## TASK
From the entries that follow, list every line in which the string "本报通讯员" appears.

Data records
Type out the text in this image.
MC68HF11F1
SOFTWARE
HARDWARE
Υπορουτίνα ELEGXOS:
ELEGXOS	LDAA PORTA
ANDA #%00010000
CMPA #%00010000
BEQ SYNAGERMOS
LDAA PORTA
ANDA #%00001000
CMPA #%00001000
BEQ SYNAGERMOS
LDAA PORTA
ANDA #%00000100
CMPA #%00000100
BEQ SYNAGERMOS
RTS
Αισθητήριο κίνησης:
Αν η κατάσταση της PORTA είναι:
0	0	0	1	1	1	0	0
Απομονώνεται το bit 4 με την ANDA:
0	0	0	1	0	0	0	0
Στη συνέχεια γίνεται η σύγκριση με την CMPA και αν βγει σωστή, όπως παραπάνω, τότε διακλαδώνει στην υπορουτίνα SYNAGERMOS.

* * *

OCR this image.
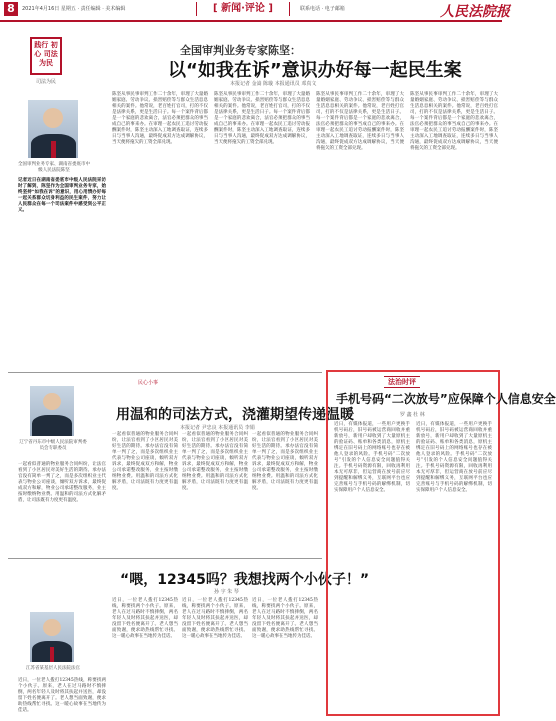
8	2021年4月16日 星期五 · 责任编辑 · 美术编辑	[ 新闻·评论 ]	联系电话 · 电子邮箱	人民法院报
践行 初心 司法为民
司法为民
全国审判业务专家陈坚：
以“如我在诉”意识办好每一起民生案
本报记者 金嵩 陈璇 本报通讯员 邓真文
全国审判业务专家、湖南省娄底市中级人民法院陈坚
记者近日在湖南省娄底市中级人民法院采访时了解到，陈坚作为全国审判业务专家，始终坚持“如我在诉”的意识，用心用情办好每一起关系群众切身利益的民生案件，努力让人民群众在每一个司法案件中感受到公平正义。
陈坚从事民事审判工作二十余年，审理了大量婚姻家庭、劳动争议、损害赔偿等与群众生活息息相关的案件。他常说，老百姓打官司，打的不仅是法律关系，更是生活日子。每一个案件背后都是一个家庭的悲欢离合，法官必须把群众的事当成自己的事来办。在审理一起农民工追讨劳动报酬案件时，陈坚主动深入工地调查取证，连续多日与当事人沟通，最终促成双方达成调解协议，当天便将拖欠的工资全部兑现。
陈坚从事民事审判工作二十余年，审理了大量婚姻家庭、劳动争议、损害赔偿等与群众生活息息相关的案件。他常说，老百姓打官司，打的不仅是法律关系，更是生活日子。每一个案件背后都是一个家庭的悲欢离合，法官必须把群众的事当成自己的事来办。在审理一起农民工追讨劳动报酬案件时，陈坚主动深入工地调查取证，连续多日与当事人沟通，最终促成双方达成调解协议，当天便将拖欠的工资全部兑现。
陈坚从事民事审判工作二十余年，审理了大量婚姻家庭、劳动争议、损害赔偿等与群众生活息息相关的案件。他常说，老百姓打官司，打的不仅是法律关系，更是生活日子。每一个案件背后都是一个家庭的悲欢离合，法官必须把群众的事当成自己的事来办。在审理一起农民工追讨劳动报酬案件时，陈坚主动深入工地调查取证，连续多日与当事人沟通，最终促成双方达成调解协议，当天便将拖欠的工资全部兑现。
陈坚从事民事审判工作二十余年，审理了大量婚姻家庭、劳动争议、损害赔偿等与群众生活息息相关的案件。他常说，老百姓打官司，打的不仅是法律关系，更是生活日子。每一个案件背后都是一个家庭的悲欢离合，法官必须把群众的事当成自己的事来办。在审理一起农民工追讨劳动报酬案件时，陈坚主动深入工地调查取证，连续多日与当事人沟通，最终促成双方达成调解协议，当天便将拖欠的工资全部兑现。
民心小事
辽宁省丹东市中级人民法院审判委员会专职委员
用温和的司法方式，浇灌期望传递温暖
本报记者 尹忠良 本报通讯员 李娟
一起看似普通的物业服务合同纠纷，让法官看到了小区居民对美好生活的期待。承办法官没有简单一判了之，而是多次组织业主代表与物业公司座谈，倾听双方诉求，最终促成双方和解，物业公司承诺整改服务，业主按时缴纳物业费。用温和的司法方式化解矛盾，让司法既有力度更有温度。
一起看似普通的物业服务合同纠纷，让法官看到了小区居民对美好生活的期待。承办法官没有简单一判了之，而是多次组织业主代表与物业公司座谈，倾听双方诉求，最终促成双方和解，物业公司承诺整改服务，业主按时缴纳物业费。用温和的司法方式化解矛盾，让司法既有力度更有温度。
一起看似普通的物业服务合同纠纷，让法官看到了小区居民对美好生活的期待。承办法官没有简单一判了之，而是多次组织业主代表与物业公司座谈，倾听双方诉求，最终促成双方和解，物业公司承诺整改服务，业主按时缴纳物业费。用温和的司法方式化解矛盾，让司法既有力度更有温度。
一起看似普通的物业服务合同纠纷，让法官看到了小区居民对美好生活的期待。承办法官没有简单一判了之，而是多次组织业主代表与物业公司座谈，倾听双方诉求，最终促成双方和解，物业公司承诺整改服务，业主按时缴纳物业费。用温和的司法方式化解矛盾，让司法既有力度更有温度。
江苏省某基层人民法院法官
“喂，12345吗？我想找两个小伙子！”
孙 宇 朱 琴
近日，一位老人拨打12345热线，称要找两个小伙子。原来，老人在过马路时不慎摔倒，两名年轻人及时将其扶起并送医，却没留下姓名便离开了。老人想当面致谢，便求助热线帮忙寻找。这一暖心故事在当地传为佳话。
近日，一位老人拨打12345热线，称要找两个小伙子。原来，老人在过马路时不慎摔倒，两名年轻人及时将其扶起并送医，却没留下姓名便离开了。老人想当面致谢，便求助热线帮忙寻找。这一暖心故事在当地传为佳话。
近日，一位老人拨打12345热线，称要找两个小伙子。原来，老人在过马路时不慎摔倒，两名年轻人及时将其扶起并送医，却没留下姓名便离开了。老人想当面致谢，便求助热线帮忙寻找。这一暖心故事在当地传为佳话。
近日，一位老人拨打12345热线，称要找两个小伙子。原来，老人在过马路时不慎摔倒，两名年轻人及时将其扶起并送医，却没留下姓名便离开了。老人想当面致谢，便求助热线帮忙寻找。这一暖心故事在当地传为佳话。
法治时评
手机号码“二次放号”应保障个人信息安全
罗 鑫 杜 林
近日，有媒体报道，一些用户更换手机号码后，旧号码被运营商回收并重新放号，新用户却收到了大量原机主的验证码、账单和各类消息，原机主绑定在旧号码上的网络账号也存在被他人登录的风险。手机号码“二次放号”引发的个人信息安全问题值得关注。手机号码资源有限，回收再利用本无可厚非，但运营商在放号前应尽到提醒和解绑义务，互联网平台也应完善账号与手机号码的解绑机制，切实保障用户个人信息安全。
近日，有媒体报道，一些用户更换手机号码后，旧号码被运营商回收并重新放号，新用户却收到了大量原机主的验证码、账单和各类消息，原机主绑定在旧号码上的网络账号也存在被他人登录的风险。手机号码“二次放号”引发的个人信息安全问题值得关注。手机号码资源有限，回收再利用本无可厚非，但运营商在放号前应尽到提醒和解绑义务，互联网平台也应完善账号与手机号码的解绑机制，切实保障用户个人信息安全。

## THE RESULT
本报记者 金嵩 陈璇 本报通讯员 邓真文
本报记者 尹忠良 本报通讯员 李娟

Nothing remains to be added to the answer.